TO DO =
Leave out the pictures and copy every record exactly.

Begin RECORDS

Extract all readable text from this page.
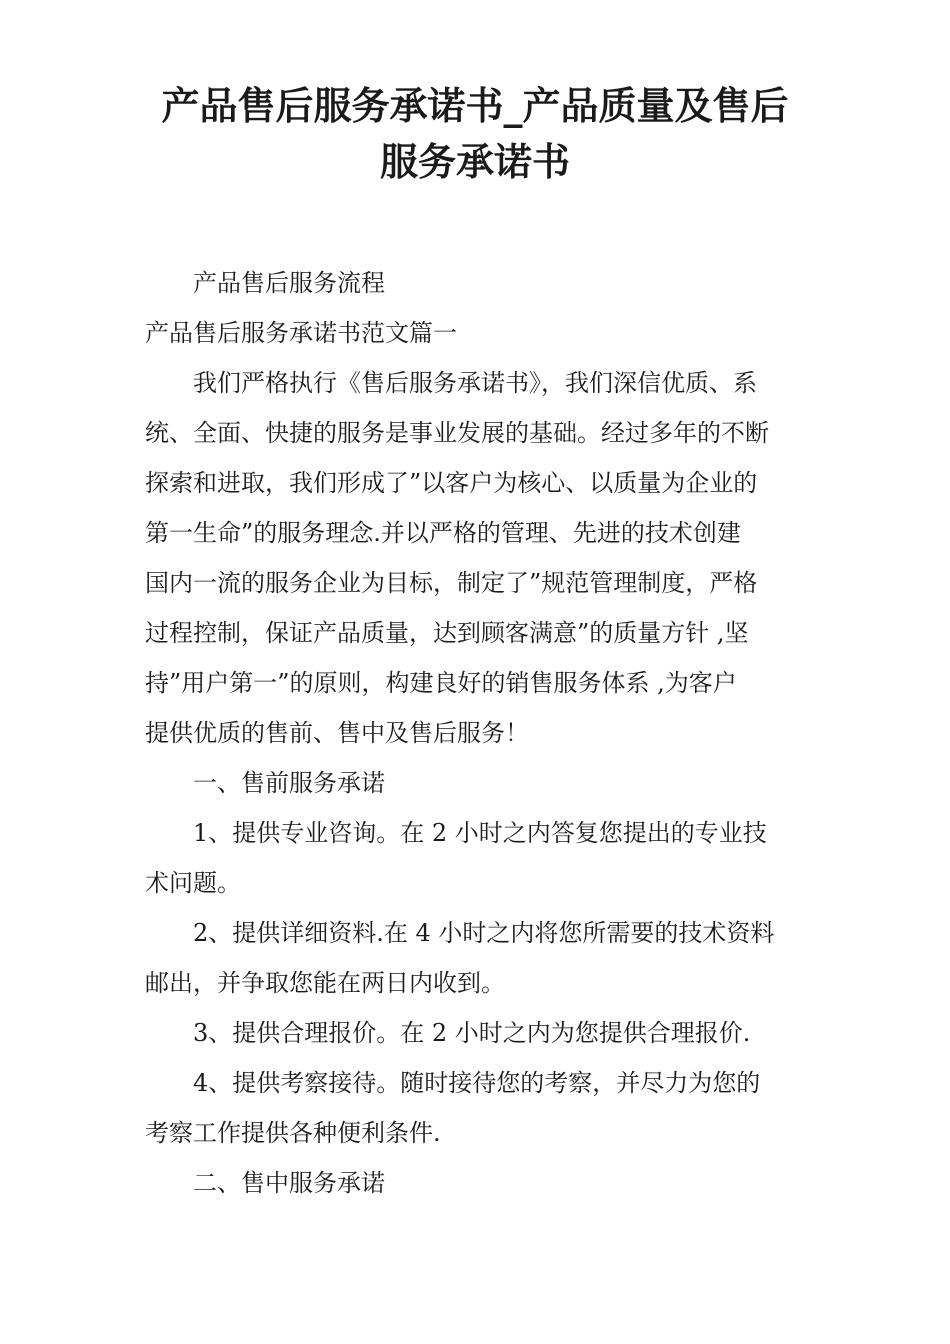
产品售后服务承诺书_产品质量及售后
服务承诺书

产品售后服务流程

产品售后服务承诺书范文篇一

我们严格执行《售后服务承诺书》，我们深信优质、系

统、全面、快捷的服务是事业发展的基础。经过多年的不断

探索和进取，我们形成了”以客户为核心、以质量为企业的

第一生命”的服务理念.并以严格的管理、先进的技术创建

国内一流的服务企业为目标，制定了”规范管理制度，严格

过程控制，保证产品质量，达到顾客满意”的质量方针 ,坚

持”用户第一”的原则，构建良好的销售服务体系 ,为客户

提供优质的售前、售中及售后服务！

一、售前服务承诺

1、提供专业咨询。在 2 小时之内答复您提出的专业技

术问题。

2、提供详细资料.在 4 小时之内将您所需要的技术资料

邮出，并争取您能在两日内收到。

3、提供合理报价。在 2 小时之内为您提供合理报价.

4、提供考察接待。随时接待您的考察，并尽力为您的

考察工作提供各种便利条件.

二、售中服务承诺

End RECORDS

OUTPUT FOR THIS TASK =
Extract all readable text from this page.
产品售后服务承诺书_产品质量及售后
服务承诺书

产品售后服务流程

产品售后服务承诺书范文篇一

我们严格执行《售后服务承诺书》，我们深信优质、系

统、全面、快捷的服务是事业发展的基础。经过多年的不断

探索和进取，我们形成了”以客户为核心、以质量为企业的

第一生命”的服务理念.并以严格的管理、先进的技术创建

国内一流的服务企业为目标，制定了”规范管理制度，严格

过程控制，保证产品质量，达到顾客满意”的质量方针 ,坚

持”用户第一”的原则，构建良好的销售服务体系 ,为客户

提供优质的售前、售中及售后服务！

一、售前服务承诺

1、提供专业咨询。在 2 小时之内答复您提出的专业技

术问题。

2、提供详细资料.在 4 小时之内将您所需要的技术资料

邮出，并争取您能在两日内收到。

3、提供合理报价。在 2 小时之内为您提供合理报价.

4、提供考察接待。随时接待您的考察，并尽力为您的

考察工作提供各种便利条件.

二、售中服务承诺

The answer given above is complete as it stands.